◆ **WRITTEN REQUEST**: In full and without alteration, repeat the material.

◆ **GIVEN INFORMATION**:

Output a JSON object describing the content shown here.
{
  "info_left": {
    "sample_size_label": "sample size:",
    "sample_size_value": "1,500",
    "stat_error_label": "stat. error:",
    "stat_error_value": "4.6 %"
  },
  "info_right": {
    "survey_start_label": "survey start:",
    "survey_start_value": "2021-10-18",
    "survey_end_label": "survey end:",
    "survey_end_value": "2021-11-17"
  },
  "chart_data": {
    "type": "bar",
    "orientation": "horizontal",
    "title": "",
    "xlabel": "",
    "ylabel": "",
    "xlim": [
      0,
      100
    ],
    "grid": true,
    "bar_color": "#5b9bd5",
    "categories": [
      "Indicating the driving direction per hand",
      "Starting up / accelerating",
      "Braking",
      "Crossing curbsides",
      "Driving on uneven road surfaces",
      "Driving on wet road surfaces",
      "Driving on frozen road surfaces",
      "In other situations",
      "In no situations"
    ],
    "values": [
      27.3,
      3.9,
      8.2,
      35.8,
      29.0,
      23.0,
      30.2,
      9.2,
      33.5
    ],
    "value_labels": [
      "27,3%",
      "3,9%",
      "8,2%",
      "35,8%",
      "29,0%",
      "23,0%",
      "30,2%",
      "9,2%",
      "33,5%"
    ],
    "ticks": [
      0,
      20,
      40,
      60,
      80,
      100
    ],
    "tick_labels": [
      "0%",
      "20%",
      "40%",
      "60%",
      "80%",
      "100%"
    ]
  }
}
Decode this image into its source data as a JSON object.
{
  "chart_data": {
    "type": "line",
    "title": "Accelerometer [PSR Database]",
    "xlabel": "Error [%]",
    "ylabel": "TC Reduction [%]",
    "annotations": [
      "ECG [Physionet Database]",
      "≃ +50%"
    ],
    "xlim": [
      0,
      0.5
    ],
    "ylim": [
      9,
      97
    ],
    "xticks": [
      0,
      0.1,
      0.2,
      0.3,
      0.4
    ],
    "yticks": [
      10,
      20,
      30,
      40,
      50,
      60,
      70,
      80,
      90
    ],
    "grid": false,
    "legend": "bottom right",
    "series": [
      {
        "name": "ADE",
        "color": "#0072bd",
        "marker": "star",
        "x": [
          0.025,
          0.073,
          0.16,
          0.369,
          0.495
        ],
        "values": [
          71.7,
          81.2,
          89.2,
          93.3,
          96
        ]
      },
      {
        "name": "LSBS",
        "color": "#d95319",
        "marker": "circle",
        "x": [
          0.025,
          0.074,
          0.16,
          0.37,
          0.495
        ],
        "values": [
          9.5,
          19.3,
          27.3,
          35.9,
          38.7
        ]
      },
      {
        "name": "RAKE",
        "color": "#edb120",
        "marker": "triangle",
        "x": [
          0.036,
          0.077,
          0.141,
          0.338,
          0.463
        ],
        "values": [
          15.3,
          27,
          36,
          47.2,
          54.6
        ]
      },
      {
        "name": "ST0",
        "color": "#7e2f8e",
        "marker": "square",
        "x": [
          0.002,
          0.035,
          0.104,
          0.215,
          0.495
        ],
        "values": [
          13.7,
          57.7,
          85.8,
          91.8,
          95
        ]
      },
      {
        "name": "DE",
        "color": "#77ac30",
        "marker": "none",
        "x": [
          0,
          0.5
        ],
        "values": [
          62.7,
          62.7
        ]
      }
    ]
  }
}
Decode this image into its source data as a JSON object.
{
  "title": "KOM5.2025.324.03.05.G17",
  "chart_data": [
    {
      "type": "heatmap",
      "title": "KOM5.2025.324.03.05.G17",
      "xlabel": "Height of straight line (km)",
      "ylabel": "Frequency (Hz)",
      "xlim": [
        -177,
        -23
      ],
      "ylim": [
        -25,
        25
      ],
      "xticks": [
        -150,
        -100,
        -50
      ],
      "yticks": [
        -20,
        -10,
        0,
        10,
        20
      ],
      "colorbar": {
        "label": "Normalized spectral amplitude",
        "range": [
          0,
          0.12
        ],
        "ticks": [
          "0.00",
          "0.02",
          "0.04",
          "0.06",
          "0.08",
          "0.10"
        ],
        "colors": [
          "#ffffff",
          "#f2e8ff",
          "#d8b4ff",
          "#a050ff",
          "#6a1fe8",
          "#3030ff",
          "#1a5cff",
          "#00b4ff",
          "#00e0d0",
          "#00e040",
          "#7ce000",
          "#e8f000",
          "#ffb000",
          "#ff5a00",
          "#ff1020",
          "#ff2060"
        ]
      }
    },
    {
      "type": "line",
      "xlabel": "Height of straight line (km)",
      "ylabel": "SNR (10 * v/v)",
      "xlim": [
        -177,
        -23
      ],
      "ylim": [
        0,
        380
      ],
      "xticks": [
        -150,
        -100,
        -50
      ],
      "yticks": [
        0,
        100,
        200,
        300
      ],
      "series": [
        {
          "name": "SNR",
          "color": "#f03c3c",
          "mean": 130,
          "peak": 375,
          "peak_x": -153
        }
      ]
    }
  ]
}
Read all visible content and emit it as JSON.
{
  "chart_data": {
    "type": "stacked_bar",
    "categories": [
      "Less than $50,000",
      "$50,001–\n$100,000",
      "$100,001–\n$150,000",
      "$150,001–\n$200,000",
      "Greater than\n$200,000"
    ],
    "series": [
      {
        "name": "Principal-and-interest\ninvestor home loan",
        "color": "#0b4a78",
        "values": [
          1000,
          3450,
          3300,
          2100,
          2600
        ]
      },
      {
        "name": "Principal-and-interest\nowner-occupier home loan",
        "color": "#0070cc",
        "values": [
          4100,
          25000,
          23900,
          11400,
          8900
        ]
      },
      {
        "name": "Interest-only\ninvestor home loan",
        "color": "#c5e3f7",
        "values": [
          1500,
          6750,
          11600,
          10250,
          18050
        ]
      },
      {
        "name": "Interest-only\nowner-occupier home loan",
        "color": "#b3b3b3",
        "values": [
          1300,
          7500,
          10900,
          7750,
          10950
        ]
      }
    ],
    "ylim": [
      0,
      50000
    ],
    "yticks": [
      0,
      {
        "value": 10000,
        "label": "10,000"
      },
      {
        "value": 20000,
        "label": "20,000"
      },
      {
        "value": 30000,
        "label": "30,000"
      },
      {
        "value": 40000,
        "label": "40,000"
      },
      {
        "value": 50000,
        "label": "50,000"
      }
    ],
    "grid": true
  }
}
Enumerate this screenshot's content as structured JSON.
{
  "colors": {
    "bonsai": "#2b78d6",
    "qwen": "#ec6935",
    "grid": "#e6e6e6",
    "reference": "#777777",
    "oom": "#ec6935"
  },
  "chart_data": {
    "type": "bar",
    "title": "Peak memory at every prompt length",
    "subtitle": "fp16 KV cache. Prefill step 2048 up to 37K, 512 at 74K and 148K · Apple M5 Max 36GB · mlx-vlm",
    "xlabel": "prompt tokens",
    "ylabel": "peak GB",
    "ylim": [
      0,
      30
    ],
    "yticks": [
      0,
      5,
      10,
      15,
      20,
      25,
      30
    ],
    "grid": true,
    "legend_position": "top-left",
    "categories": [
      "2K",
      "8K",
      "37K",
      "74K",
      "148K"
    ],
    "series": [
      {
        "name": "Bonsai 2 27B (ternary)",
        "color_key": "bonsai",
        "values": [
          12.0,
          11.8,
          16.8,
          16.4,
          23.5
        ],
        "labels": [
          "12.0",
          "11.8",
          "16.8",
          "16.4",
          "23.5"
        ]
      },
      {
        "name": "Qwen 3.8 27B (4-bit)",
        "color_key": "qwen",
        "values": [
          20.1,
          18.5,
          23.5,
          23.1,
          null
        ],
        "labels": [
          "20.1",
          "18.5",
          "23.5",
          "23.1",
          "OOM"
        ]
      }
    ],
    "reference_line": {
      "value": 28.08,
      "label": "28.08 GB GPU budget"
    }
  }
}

◆ **EXPECTED OUTPUT**:
Output a JSON object describing the content shown here.
{
  "info_left": {
    "sample_size_label": "sample size:",
    "sample_size_value": "1,500",
    "stat_error_label": "stat. error:",
    "stat_error_value": "4.6 %"
  },
  "info_right": {
    "survey_start_label": "survey start:",
    "survey_start_value": "2021-10-18",
    "survey_end_label": "survey end:",
    "survey_end_value": "2021-11-17"
  },
  "chart_data": {
    "type": "bar",
    "orientation": "horizontal",
    "title": "",
    "xlabel": "",
    "ylabel": "",
    "xlim": [
      0,
      100
    ],
    "grid": true,
    "bar_color": "#5b9bd5",
    "categories": [
      "Indicating the driving direction per hand",
      "Starting up / accelerating",
      "Braking",
      "Crossing curbsides",
      "Driving on uneven road surfaces",
      "Driving on wet road surfaces",
      "Driving on frozen road surfaces",
      "In other situations",
      "In no situations"
    ],
    "values": [
      27.3,
      3.9,
      8.2,
      35.8,
      29.0,
      23.0,
      30.2,
      9.2,
      33.5
    ],
    "value_labels": [
      "27,3%",
      "3,9%",
      "8,2%",
      "35,8%",
      "29,0%",
      "23,0%",
      "30,2%",
      "9,2%",
      "33,5%"
    ],
    "ticks": [
      0,
      20,
      40,
      60,
      80,
      100
    ],
    "tick_labels": [
      "0%",
      "20%",
      "40%",
      "60%",
      "80%",
      "100%"
    ]
  }
}
Decode this image into its source data as a JSON object.
{
  "chart_data": {
    "type": "line",
    "title": "Accelerometer [PSR Database]",
    "xlabel": "Error [%]",
    "ylabel": "TC Reduction [%]",
    "annotations": [
      "ECG [Physionet Database]",
      "≃ +50%"
    ],
    "xlim": [
      0,
      0.5
    ],
    "ylim": [
      9,
      97
    ],
    "xticks": [
      0,
      0.1,
      0.2,
      0.3,
      0.4
    ],
    "yticks": [
      10,
      20,
      30,
      40,
      50,
      60,
      70,
      80,
      90
    ],
    "grid": false,
    "legend": "bottom right",
    "series": [
      {
        "name": "ADE",
        "color": "#0072bd",
        "marker": "star",
        "x": [
          0.025,
          0.073,
          0.16,
          0.369,
          0.495
        ],
        "values": [
          71.7,
          81.2,
          89.2,
          93.3,
          96
        ]
      },
      {
        "name": "LSBS",
        "color": "#d95319",
        "marker": "circle",
        "x": [
          0.025,
          0.074,
          0.16,
          0.37,
          0.495
        ],
        "values": [
          9.5,
          19.3,
          27.3,
          35.9,
          38.7
        ]
      },
      {
        "name": "RAKE",
        "color": "#edb120",
        "marker": "triangle",
        "x": [
          0.036,
          0.077,
          0.141,
          0.338,
          0.463
        ],
        "values": [
          15.3,
          27,
          36,
          47.2,
          54.6
        ]
      },
      {
        "name": "ST0",
        "color": "#7e2f8e",
        "marker": "square",
        "x": [
          0.002,
          0.035,
          0.104,
          0.215,
          0.495
        ],
        "values": [
          13.7,
          57.7,
          85.8,
          91.8,
          95
        ]
      },
      {
        "name": "DE",
        "color": "#77ac30",
        "marker": "none",
        "x": [
          0,
          0.5
        ],
        "values": [
          62.7,
          62.7
        ]
      }
    ]
  }
}
Decode this image into its source data as a JSON object.
{
  "title": "KOM5.2025.324.03.05.G17",
  "chart_data": [
    {
      "type": "heatmap",
      "title": "KOM5.2025.324.03.05.G17",
      "xlabel": "Height of straight line (km)",
      "ylabel": "Frequency (Hz)",
      "xlim": [
        -177,
        -23
      ],
      "ylim": [
        -25,
        25
      ],
      "xticks": [
        -150,
        -100,
        -50
      ],
      "yticks": [
        -20,
        -10,
        0,
        10,
        20
      ],
      "colorbar": {
        "label": "Normalized spectral amplitude",
        "range": [
          0,
          0.12
        ],
        "ticks": [
          "0.00",
          "0.02",
          "0.04",
          "0.06",
          "0.08",
          "0.10"
        ],
        "colors": [
          "#ffffff",
          "#f2e8ff",
          "#d8b4ff",
          "#a050ff",
          "#6a1fe8",
          "#3030ff",
          "#1a5cff",
          "#00b4ff",
          "#00e0d0",
          "#00e040",
          "#7ce000",
          "#e8f000",
          "#ffb000",
          "#ff5a00",
          "#ff1020",
          "#ff2060"
        ]
      }
    },
    {
      "type": "line",
      "xlabel": "Height of straight line (km)",
      "ylabel": "SNR (10 * v/v)",
      "xlim": [
        -177,
        -23
      ],
      "ylim": [
        0,
        380
      ],
      "xticks": [
        -150,
        -100,
        -50
      ],
      "yticks": [
        0,
        100,
        200,
        300
      ],
      "series": [
        {
          "name": "SNR",
          "color": "#f03c3c",
          "mean": 130,
          "peak": 375,
          "peak_x": -153
        }
      ]
    }
  ]
}
Read all visible content and emit it as JSON.
{
  "chart_data": {
    "type": "stacked_bar",
    "categories": [
      "Less than $50,000",
      "$50,001–\n$100,000",
      "$100,001–\n$150,000",
      "$150,001–\n$200,000",
      "Greater than\n$200,000"
    ],
    "series": [
      {
        "name": "Principal-and-interest\ninvestor home loan",
        "color": "#0b4a78",
        "values": [
          1000,
          3450,
          3300,
          2100,
          2600
        ]
      },
      {
        "name": "Principal-and-interest\nowner-occupier home loan",
        "color": "#0070cc",
        "values": [
          4100,
          25000,
          23900,
          11400,
          8900
        ]
      },
      {
        "name": "Interest-only\ninvestor home loan",
        "color": "#c5e3f7",
        "values": [
          1500,
          6750,
          11600,
          10250,
          18050
        ]
      },
      {
        "name": "Interest-only\nowner-occupier home loan",
        "color": "#b3b3b3",
        "values": [
          1300,
          7500,
          10900,
          7750,
          10950
        ]
      }
    ],
    "ylim": [
      0,
      50000
    ],
    "yticks": [
      0,
      {
        "value": 10000,
        "label": "10,000"
      },
      {
        "value": 20000,
        "label": "20,000"
      },
      {
        "value": 30000,
        "label": "30,000"
      },
      {
        "value": 40000,
        "label": "40,000"
      },
      {
        "value": 50000,
        "label": "50,000"
      }
    ],
    "grid": true
  }
}
Enumerate this screenshot's content as structured JSON.
{
  "colors": {
    "bonsai": "#2b78d6",
    "qwen": "#ec6935",
    "grid": "#e6e6e6",
    "reference": "#777777",
    "oom": "#ec6935"
  },
  "chart_data": {
    "type": "bar",
    "title": "Peak memory at every prompt length",
    "subtitle": "fp16 KV cache. Prefill step 2048 up to 37K, 512 at 74K and 148K · Apple M5 Max 36GB · mlx-vlm",
    "xlabel": "prompt tokens",
    "ylabel": "peak GB",
    "ylim": [
      0,
      30
    ],
    "yticks": [
      0,
      5,
      10,
      15,
      20,
      25,
      30
    ],
    "grid": true,
    "legend_position": "top-left",
    "categories": [
      "2K",
      "8K",
      "37K",
      "74K",
      "148K"
    ],
    "series": [
      {
        "name": "Bonsai 2 27B (ternary)",
        "color_key": "bonsai",
        "values": [
          12.0,
          11.8,
          16.8,
          16.4,
          23.5
        ],
        "labels": [
          "12.0",
          "11.8",
          "16.8",
          "16.4",
          "23.5"
        ]
      },
      {
        "name": "Qwen 3.8 27B (4-bit)",
        "color_key": "qwen",
        "values": [
          20.1,
          18.5,
          23.5,
          23.1,
          null
        ],
        "labels": [
          "20.1",
          "18.5",
          "23.5",
          "23.1",
          "OOM"
        ]
      }
    ],
    "reference_line": {
      "value": 28.08,
      "label": "28.08 GB GPU budget"
    }
  }
}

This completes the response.